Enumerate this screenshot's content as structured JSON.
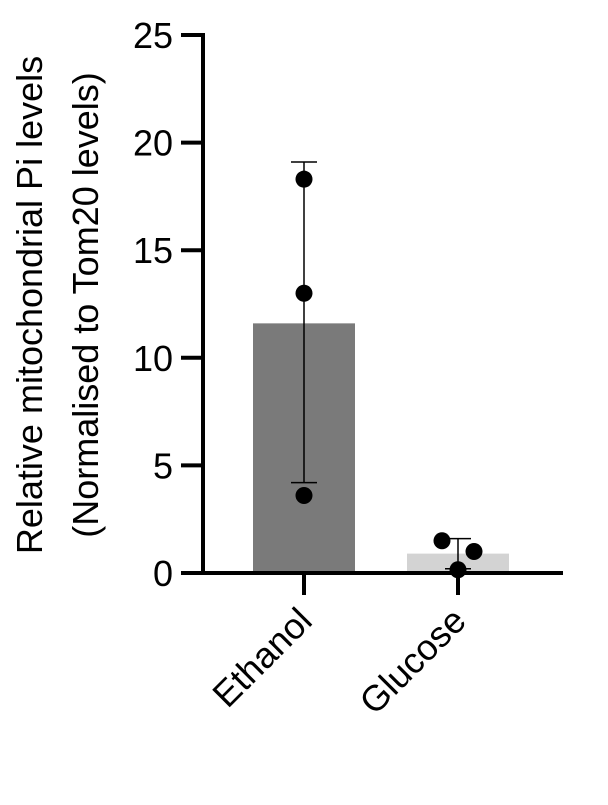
{
  "chart_data": {
    "type": "bar",
    "title": "",
    "ylabel_line1": "Relative mitochondrial Pi levels",
    "ylabel_line2": "(Normalised to Tom20 levels)",
    "xlabel": "",
    "ylim": [
      0,
      25
    ],
    "yticks": [
      0,
      5,
      10,
      15,
      20,
      25
    ],
    "categories": [
      "Ethanol",
      "Glucose"
    ],
    "values": [
      11.6,
      0.9
    ],
    "error_low": [
      4.2,
      0.2
    ],
    "error_high": [
      19.1,
      1.6
    ],
    "points": [
      [
        18.3,
        13.0,
        3.6
      ],
      [
        1.5,
        1.0,
        0.15
      ]
    ],
    "bar_colors": [
      "#7a7a7a",
      "#d3d3d3"
    ],
    "point_color": "#000000",
    "grid": false,
    "legend": "none"
  }
}
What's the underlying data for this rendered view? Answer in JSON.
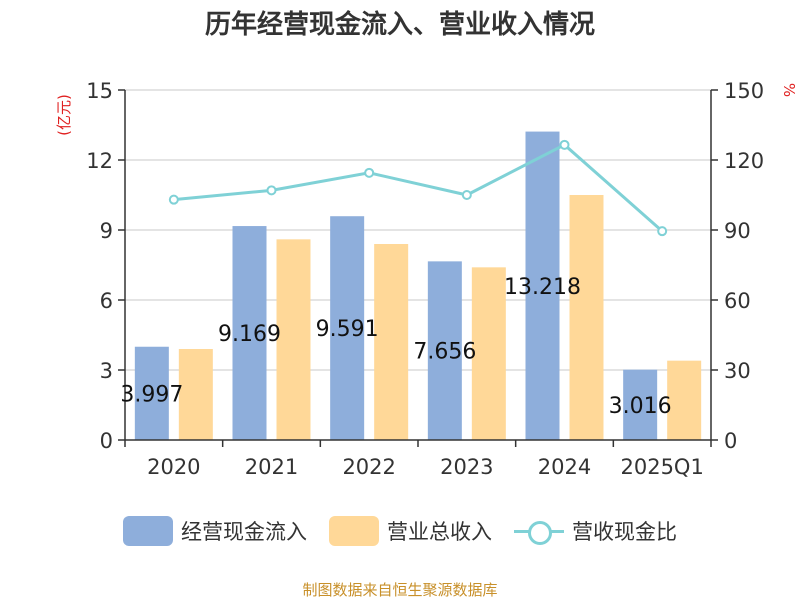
{
  "chart_data": {
    "type": "bar",
    "title": "历年经营现金流入、营业收入情况",
    "categories": [
      "2020",
      "2021",
      "2022",
      "2023",
      "2024",
      "2025Q1"
    ],
    "series": [
      {
        "name": "经营现金流入",
        "type": "bar",
        "axis": "left",
        "color": "#8eaedb",
        "values": [
          3.997,
          9.169,
          9.591,
          7.656,
          13.218,
          3.016
        ],
        "data_labels": [
          "3.997",
          "9.169",
          "9.591",
          "7.656",
          "13.218",
          "3.016"
        ]
      },
      {
        "name": "营业总收入",
        "type": "bar",
        "axis": "left",
        "color": "#ffd898",
        "values": [
          3.9,
          8.6,
          8.4,
          7.4,
          10.5,
          3.4
        ]
      },
      {
        "name": "营收现金比",
        "type": "line",
        "axis": "right",
        "color": "#7fd1d6",
        "values": [
          103,
          107,
          114.5,
          105,
          126.5,
          89.5
        ]
      }
    ],
    "yaxis_left": {
      "label": "(亿元)",
      "ylim": [
        0,
        15
      ],
      "ticks": [
        0,
        3,
        6,
        9,
        12,
        15
      ],
      "label_color": "#e02020"
    },
    "yaxis_right": {
      "label": "%",
      "ylim": [
        0,
        150
      ],
      "ticks": [
        0,
        30,
        60,
        90,
        120,
        150
      ],
      "label_color": "#e02020"
    },
    "grid": true,
    "legend": "bottom"
  },
  "source_text": "制图数据来自恒生聚源数据库"
}
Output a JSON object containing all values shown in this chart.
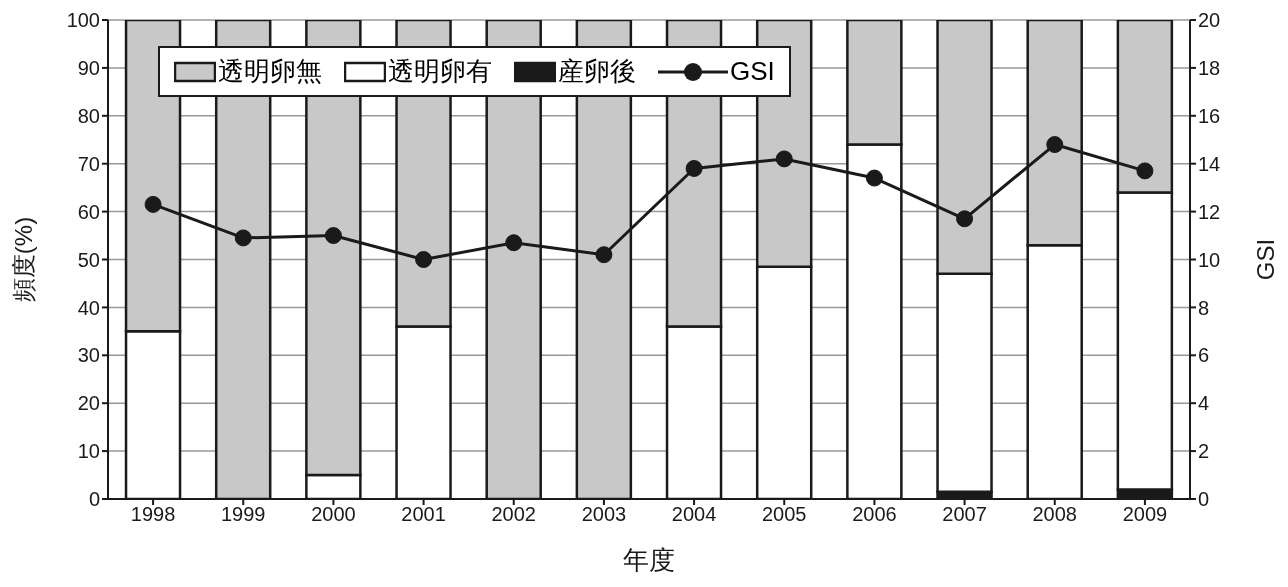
{
  "chart_data": {
    "type": "bar",
    "stacked": true,
    "xlabel": "年度",
    "ylabel": "頻度(%)",
    "y2label": "GSI",
    "categories": [
      "1998",
      "1999",
      "2000",
      "2001",
      "2002",
      "2003",
      "2004",
      "2005",
      "2006",
      "2007",
      "2008",
      "2009"
    ],
    "series": [
      {
        "name": "産卵後",
        "color": "#1a1a1a",
        "values": [
          0,
          0,
          0,
          0,
          0,
          0,
          0,
          0,
          0,
          1.5,
          0,
          2
        ]
      },
      {
        "name": "透明卵有",
        "color": "#ffffff",
        "values": [
          35,
          0,
          5,
          36,
          0,
          0,
          36,
          48.5,
          74,
          45.5,
          53,
          62
        ]
      },
      {
        "name": "透明卵無",
        "color": "#c8c8c8",
        "values": [
          65,
          100,
          95,
          64,
          100,
          100,
          64,
          51.5,
          26,
          53,
          47,
          36
        ]
      },
      {
        "name": "GSI",
        "type": "line",
        "axis": "y2",
        "color": "#1a1a1a",
        "marker": "circle",
        "values": [
          12.3,
          10.9,
          11.0,
          10.0,
          10.7,
          10.2,
          13.8,
          14.2,
          13.4,
          11.7,
          14.8,
          13.7
        ]
      }
    ],
    "ylim": [
      0,
      100
    ],
    "yticks": [
      0,
      10,
      20,
      30,
      40,
      50,
      60,
      70,
      80,
      90,
      100
    ],
    "y2lim": [
      0,
      20
    ],
    "y2ticks": [
      0,
      2,
      4,
      6,
      8,
      10,
      12,
      14,
      16,
      18,
      20
    ],
    "grid": "y",
    "legend": "top"
  }
}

____

What you need to do.
Each line that holds the word "levels" should be extracted from the records.

Final answer.
    "ylabel_line1": "Relative mitochondrial Pi levels",
    "ylabel_line2": "(Normalised to Tom20 levels)",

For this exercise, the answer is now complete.